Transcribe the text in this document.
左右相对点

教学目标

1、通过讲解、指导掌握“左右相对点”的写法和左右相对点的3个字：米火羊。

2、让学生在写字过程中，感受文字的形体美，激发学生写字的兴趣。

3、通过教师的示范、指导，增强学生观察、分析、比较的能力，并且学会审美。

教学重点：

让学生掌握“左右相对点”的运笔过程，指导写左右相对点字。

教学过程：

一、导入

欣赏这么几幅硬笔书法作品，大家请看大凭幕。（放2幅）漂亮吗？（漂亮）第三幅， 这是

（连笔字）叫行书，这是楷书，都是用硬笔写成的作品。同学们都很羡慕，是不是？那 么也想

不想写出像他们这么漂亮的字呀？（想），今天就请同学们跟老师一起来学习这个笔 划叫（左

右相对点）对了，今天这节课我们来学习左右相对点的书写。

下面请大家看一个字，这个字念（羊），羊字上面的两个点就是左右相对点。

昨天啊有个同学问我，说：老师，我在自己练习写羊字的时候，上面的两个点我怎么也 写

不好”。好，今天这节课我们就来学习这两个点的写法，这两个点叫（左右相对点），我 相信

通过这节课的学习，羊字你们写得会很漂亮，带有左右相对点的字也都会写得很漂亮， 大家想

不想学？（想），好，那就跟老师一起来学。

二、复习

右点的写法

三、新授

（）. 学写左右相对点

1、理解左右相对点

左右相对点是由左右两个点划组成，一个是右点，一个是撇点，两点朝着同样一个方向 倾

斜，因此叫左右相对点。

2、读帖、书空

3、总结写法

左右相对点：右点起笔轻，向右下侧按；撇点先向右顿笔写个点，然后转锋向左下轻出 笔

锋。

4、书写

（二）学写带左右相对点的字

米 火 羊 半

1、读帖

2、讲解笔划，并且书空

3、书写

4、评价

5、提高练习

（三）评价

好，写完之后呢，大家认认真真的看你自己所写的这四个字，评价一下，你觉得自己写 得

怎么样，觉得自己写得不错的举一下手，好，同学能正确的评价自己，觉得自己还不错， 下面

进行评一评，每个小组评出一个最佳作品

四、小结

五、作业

--

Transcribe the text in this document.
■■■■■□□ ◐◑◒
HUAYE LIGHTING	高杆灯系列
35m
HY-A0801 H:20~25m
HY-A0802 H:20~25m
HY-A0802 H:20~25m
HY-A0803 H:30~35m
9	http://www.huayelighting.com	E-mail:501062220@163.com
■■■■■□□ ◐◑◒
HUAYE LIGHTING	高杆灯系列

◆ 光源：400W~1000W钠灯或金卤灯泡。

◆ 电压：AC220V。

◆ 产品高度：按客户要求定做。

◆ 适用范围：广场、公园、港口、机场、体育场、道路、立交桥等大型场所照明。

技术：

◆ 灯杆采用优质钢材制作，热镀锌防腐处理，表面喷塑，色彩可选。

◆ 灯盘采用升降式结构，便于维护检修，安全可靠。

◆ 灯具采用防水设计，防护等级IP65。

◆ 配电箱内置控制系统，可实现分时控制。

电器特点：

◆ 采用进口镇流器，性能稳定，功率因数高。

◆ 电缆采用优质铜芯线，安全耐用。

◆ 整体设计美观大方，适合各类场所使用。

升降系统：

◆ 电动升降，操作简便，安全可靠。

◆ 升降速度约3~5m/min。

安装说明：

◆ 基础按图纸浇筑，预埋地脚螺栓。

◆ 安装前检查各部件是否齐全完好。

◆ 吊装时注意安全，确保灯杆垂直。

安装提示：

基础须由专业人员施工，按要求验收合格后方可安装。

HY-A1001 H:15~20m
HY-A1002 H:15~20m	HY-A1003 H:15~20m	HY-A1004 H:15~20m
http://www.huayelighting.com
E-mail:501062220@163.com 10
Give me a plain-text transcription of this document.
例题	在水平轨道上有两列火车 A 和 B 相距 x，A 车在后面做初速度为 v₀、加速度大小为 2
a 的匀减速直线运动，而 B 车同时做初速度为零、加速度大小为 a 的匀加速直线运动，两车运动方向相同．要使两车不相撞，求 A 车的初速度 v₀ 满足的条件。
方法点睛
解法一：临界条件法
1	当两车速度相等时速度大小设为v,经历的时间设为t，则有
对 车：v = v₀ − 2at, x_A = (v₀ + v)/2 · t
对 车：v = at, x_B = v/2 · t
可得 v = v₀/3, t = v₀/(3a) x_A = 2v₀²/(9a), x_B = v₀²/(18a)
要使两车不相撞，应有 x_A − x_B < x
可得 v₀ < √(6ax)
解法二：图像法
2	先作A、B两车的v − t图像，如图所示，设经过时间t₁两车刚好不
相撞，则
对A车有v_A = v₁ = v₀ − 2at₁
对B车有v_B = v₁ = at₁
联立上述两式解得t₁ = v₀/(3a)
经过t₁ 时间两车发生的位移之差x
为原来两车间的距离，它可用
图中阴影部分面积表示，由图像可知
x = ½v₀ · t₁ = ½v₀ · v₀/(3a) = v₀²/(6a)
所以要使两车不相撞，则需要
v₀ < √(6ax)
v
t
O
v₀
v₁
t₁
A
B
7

==

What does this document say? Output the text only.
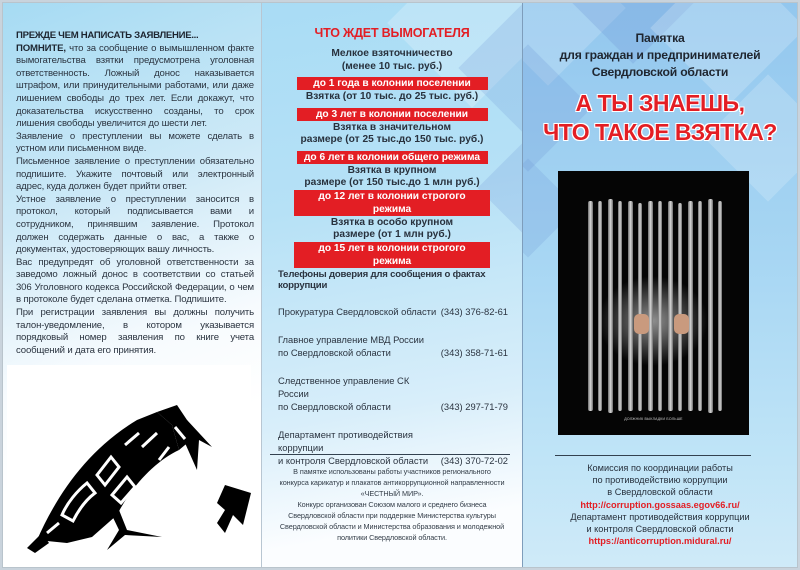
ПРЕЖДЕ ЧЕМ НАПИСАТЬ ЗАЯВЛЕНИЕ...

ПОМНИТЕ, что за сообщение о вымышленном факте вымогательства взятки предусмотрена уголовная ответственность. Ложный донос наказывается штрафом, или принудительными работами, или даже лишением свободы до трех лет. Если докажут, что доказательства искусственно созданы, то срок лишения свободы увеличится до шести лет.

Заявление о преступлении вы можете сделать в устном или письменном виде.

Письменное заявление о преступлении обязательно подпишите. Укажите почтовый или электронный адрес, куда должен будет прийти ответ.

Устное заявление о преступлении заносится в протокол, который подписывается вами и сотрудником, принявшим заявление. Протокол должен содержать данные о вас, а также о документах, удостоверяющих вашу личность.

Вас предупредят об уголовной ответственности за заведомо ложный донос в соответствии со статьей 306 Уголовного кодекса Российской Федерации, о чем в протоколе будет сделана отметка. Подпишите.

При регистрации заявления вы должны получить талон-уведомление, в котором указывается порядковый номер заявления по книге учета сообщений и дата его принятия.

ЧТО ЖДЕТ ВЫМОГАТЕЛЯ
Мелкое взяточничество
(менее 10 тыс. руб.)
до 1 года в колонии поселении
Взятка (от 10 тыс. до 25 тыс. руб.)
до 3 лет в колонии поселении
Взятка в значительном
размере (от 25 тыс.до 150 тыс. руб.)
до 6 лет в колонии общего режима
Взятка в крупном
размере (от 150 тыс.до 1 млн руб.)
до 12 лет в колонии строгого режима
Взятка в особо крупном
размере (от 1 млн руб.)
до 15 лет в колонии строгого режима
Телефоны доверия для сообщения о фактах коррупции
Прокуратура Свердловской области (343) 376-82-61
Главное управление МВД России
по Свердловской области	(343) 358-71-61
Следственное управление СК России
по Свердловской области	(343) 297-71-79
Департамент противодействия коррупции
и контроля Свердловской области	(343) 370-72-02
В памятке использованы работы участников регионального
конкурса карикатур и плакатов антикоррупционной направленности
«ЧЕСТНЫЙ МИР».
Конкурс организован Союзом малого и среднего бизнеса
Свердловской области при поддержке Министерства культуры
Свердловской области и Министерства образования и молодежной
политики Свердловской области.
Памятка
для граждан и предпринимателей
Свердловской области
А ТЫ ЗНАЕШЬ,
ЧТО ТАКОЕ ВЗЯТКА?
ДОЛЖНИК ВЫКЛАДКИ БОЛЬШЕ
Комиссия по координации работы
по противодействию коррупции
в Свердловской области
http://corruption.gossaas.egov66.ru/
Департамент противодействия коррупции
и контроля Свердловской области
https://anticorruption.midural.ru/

## Exercise objective
All lines of the data above that include the word "должен" must be shown.

## Completed task
Письменное заявление о преступлении обязательно подпишите. Укажите почтовый или электронный адрес, куда должен будет прийти ответ.
Устное заявление о преступлении заносится в протокол, который подписывается вами и сотрудником, принявшим заявление. Протокол должен содержать данные о вас, а также о документах, удостоверяющих вашу личность.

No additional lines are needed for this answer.